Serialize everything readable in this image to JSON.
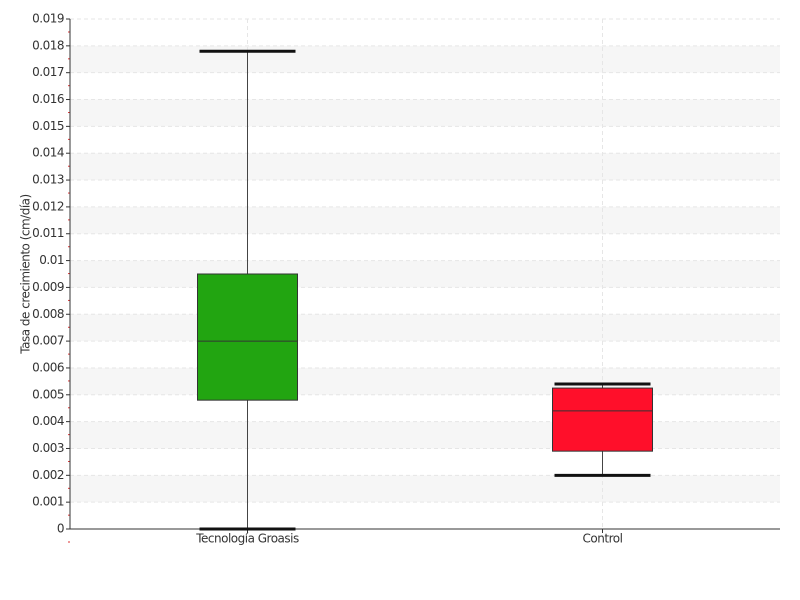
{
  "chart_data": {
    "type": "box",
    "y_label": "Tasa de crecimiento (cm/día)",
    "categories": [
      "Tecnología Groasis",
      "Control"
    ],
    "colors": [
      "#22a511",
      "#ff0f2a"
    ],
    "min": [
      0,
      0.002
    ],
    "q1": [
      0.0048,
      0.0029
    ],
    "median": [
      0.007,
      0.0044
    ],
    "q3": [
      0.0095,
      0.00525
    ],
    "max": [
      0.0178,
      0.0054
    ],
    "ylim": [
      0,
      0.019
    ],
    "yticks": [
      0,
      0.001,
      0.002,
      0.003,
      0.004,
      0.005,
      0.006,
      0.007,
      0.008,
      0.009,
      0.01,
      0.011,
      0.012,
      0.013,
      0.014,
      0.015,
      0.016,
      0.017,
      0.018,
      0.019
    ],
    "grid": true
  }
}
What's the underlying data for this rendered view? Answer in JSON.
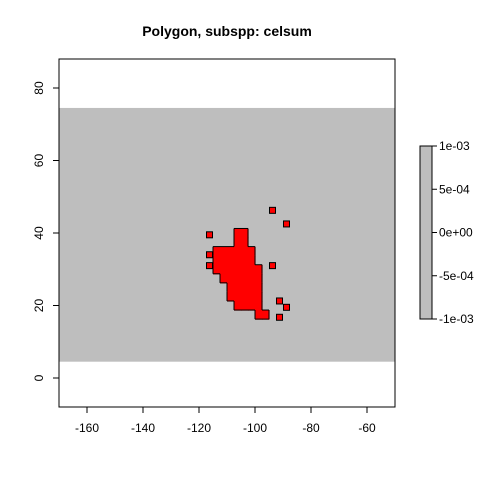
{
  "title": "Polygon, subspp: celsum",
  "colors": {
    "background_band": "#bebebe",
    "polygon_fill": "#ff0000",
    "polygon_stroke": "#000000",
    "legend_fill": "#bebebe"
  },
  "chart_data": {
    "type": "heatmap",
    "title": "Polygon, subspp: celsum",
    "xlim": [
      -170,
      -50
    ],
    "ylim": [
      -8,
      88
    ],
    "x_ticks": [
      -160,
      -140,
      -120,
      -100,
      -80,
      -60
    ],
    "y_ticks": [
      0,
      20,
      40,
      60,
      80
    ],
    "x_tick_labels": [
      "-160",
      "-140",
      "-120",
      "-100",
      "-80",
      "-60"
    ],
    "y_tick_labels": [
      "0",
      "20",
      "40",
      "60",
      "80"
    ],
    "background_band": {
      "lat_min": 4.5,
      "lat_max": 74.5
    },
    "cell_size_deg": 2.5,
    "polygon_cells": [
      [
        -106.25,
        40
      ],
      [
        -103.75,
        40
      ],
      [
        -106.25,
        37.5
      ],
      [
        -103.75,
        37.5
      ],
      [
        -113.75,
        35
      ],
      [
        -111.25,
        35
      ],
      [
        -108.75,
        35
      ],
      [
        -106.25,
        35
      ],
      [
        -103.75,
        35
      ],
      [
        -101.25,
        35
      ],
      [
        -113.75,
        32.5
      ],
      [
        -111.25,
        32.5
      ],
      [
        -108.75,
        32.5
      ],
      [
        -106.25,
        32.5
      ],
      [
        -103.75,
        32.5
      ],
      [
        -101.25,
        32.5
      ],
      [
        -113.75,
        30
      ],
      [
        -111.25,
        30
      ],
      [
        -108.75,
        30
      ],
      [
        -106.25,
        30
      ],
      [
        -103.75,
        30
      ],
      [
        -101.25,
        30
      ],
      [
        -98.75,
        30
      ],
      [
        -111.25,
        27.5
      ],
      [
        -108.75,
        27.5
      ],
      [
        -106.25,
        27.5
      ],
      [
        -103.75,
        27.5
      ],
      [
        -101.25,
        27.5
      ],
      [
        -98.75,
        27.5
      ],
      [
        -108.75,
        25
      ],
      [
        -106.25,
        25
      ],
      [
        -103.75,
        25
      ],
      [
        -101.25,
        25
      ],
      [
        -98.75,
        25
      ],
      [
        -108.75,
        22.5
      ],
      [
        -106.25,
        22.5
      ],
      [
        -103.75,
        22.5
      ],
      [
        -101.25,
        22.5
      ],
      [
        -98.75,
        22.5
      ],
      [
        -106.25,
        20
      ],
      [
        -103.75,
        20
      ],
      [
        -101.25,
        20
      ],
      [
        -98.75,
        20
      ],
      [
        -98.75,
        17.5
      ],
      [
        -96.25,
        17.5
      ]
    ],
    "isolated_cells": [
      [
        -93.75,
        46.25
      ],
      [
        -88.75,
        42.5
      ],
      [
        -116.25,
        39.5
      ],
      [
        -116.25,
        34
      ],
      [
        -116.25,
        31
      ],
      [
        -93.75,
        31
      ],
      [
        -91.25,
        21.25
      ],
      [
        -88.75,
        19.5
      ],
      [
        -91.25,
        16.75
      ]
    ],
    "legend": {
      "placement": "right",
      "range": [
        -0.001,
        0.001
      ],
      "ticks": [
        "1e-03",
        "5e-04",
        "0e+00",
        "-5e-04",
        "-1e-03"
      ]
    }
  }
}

### Exercise
In the entries above, find every line with the word "celsum" and list it.

### Correct result
  "title": "Polygon, subspp: celsum",
    "title": "Polygon, subspp: celsum",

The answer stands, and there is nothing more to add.